[Stored data entries]
## begin
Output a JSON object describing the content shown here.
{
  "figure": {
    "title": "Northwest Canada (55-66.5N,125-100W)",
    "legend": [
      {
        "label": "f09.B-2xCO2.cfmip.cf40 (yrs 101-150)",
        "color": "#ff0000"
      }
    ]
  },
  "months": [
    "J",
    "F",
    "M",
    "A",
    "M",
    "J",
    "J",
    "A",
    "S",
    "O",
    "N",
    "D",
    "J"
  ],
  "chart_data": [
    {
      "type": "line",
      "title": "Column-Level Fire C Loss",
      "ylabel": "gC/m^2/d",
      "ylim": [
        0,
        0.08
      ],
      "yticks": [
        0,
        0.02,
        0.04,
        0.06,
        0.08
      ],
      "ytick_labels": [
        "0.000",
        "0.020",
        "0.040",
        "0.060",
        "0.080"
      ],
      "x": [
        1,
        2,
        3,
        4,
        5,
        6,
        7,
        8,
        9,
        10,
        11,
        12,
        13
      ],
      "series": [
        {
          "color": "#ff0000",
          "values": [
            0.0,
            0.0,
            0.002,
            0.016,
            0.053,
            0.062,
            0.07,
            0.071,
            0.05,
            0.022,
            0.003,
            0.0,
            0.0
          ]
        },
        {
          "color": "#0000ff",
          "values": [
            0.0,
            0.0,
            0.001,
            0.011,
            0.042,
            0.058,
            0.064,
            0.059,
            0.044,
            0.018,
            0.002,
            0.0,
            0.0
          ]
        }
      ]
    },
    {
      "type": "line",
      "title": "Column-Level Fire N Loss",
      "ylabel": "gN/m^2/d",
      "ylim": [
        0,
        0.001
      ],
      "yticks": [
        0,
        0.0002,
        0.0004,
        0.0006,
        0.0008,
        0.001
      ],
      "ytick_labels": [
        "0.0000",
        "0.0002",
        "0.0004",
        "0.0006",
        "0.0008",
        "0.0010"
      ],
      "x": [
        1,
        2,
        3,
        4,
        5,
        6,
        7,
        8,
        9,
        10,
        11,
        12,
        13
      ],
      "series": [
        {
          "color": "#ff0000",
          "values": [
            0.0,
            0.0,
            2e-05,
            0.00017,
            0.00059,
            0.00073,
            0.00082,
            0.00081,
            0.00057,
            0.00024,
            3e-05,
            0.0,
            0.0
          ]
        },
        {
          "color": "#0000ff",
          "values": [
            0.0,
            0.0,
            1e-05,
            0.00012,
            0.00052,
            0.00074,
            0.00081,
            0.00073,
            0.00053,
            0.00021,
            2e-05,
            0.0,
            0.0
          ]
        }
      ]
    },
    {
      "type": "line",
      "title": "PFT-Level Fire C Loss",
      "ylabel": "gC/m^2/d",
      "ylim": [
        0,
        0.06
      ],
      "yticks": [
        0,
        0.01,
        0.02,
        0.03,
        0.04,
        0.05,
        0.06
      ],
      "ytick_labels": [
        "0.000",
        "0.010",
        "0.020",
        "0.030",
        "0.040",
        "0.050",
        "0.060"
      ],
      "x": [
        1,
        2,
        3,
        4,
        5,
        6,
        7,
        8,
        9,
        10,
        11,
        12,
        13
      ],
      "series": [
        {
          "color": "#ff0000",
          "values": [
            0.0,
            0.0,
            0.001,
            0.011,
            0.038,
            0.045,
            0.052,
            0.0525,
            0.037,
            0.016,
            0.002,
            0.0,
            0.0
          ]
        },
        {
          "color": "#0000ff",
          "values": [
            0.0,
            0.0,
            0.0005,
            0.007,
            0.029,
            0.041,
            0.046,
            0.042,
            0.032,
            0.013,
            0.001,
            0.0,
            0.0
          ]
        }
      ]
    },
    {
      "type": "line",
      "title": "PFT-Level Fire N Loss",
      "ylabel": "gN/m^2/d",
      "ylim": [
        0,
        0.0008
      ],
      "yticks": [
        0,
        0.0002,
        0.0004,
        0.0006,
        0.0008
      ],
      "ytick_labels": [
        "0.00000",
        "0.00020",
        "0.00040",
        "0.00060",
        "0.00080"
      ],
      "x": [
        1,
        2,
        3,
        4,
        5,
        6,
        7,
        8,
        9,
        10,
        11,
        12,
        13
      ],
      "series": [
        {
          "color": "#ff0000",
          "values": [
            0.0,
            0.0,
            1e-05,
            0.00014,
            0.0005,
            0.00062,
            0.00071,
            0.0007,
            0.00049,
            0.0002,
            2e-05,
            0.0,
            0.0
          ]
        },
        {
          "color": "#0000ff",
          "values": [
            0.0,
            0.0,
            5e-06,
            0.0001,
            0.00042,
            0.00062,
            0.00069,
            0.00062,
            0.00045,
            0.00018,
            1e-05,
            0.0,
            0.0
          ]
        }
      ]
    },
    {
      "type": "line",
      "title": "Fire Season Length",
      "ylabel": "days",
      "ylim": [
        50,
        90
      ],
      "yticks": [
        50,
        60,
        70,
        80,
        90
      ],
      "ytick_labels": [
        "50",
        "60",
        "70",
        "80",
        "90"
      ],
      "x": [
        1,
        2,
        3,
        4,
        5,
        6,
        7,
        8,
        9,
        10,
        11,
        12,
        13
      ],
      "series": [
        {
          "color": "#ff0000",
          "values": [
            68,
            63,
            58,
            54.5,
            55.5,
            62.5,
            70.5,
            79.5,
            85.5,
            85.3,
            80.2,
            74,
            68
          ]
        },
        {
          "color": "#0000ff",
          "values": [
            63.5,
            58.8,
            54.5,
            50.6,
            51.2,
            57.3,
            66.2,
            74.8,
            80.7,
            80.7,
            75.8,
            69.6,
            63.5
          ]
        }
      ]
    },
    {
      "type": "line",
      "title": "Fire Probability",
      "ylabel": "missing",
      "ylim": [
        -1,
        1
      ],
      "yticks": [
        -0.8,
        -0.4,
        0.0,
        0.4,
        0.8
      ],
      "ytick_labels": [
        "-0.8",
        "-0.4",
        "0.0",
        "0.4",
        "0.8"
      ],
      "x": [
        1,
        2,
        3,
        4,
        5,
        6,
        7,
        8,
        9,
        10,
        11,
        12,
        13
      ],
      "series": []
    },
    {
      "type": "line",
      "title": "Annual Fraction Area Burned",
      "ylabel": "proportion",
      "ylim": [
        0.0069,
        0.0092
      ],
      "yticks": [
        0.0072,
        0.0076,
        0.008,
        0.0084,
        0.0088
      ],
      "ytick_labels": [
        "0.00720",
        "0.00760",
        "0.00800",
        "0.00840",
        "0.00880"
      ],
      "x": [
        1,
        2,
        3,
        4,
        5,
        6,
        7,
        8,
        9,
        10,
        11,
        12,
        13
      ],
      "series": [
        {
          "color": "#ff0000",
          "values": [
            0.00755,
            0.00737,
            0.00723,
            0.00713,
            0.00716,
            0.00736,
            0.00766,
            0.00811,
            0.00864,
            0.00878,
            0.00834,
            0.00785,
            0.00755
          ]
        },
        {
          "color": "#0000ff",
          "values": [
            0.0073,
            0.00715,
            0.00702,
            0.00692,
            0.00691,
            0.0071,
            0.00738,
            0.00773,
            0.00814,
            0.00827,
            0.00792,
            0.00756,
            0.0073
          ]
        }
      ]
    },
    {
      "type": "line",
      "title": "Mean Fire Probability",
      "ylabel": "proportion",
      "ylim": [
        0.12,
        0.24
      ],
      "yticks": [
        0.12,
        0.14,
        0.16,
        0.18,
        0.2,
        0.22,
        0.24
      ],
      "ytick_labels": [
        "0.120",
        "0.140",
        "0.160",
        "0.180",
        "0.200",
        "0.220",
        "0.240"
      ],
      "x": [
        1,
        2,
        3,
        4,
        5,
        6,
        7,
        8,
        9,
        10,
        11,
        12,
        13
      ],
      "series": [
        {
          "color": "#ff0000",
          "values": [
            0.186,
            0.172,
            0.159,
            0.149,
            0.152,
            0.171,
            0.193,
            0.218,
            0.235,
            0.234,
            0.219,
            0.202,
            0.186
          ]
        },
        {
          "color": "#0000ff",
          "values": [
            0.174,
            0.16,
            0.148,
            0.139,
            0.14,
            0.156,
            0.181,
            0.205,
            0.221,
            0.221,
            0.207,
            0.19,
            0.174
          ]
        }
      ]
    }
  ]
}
## end
▶ [PROBLEM TO WORK ON] In the entries above, identify every line with the word "Level". Copy those lines.

▶ [SOLUTION BELOW]
      "title": "Column-Level Fire C Loss",
      "title": "Column-Level Fire N Loss",
      "title": "PFT-Level Fire C Loss",
      "title": "PFT-Level Fire N Loss",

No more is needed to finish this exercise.